— start Listed entries —

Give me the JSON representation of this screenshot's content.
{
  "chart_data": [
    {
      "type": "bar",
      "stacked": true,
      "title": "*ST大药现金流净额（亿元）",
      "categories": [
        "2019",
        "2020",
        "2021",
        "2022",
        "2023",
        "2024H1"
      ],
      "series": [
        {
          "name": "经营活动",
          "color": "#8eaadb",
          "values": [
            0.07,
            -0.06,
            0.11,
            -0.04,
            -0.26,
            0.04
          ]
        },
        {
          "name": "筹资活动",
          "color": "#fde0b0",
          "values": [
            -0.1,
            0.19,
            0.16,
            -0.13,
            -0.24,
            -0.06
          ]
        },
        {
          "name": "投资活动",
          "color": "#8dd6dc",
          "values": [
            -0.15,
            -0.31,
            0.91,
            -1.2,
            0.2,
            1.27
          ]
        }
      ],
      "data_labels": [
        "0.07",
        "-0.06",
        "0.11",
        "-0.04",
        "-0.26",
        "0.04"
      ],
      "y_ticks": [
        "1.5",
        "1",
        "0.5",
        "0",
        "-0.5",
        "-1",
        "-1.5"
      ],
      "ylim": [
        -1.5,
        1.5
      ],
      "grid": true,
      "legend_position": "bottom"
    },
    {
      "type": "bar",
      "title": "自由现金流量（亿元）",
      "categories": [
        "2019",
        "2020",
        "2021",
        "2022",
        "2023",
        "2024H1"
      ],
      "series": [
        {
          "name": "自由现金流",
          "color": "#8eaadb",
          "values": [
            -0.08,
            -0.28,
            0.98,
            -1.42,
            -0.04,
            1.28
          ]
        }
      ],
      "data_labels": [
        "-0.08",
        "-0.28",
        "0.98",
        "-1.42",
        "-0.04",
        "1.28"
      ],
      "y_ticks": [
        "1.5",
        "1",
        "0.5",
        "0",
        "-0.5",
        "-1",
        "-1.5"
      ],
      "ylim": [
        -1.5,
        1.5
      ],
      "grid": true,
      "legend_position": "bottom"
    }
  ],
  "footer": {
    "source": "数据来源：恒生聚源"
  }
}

— end Listed entries —

- **Problem statement**
Extract every record. Keep wording exact.

- **Final result**
Give me the JSON representation of this screenshot's content.
{
  "chart_data": [
    {
      "type": "bar",
      "stacked": true,
      "title": "*ST大药现金流净额（亿元）",
      "categories": [
        "2019",
        "2020",
        "2021",
        "2022",
        "2023",
        "2024H1"
      ],
      "series": [
        {
          "name": "经营活动",
          "color": "#8eaadb",
          "values": [
            0.07,
            -0.06,
            0.11,
            -0.04,
            -0.26,
            0.04
          ]
        },
        {
          "name": "筹资活动",
          "color": "#fde0b0",
          "values": [
            -0.1,
            0.19,
            0.16,
            -0.13,
            -0.24,
            -0.06
          ]
        },
        {
          "name": "投资活动",
          "color": "#8dd6dc",
          "values": [
            -0.15,
            -0.31,
            0.91,
            -1.2,
            0.2,
            1.27
          ]
        }
      ],
      "data_labels": [
        "0.07",
        "-0.06",
        "0.11",
        "-0.04",
        "-0.26",
        "0.04"
      ],
      "y_ticks": [
        "1.5",
        "1",
        "0.5",
        "0",
        "-0.5",
        "-1",
        "-1.5"
      ],
      "ylim": [
        -1.5,
        1.5
      ],
      "grid": true,
      "legend_position": "bottom"
    },
    {
      "type": "bar",
      "title": "自由现金流量（亿元）",
      "categories": [
        "2019",
        "2020",
        "2021",
        "2022",
        "2023",
        "2024H1"
      ],
      "series": [
        {
          "name": "自由现金流",
          "color": "#8eaadb",
          "values": [
            -0.08,
            -0.28,
            0.98,
            -1.42,
            -0.04,
            1.28
          ]
        }
      ],
      "data_labels": [
        "-0.08",
        "-0.28",
        "0.98",
        "-1.42",
        "-0.04",
        "1.28"
      ],
      "y_ticks": [
        "1.5",
        "1",
        "0.5",
        "0",
        "-0.5",
        "-1",
        "-1.5"
      ],
      "ylim": [
        -1.5,
        1.5
      ],
      "grid": true,
      "legend_position": "bottom"
    }
  ],
  "footer": {
    "source": "数据来源：恒生聚源"
  }
}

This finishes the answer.